= OBJECTIVE =
Below is a block of records. Copy every line in it that contains the word "Comments".

= GIVEN INFORMATION =
- - - - - - -
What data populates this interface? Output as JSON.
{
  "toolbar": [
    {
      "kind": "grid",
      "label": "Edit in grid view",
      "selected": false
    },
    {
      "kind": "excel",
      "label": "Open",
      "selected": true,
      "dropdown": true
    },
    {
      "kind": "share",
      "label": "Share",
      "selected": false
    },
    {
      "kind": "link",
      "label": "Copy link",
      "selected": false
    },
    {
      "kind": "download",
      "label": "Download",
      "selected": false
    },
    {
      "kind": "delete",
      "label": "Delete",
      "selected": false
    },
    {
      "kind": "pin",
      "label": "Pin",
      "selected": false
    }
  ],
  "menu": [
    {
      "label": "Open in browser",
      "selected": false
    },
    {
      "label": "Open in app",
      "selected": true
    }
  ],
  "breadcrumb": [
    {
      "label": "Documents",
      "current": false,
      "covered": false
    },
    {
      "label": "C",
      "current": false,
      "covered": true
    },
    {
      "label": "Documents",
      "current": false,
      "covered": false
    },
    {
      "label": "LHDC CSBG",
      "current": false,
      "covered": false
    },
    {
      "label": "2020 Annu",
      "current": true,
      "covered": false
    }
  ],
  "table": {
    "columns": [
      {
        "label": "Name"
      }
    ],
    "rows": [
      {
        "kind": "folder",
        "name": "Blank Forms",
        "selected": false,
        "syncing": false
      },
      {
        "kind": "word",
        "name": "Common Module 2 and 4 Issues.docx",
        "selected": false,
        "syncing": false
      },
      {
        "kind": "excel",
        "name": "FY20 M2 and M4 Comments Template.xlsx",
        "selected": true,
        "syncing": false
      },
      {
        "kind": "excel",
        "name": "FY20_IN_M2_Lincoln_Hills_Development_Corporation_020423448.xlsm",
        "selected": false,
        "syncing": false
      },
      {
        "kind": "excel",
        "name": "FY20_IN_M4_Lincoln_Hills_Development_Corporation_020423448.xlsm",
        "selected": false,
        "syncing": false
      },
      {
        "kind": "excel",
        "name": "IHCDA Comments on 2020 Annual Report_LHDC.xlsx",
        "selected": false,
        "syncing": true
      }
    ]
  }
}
- - - - - - -
= REPLY =
        "name": "FY20 M2 and M4 Comments Template.xlsx",
        "name": "IHCDA Comments on 2020 Annual Report_LHDC.xlsx",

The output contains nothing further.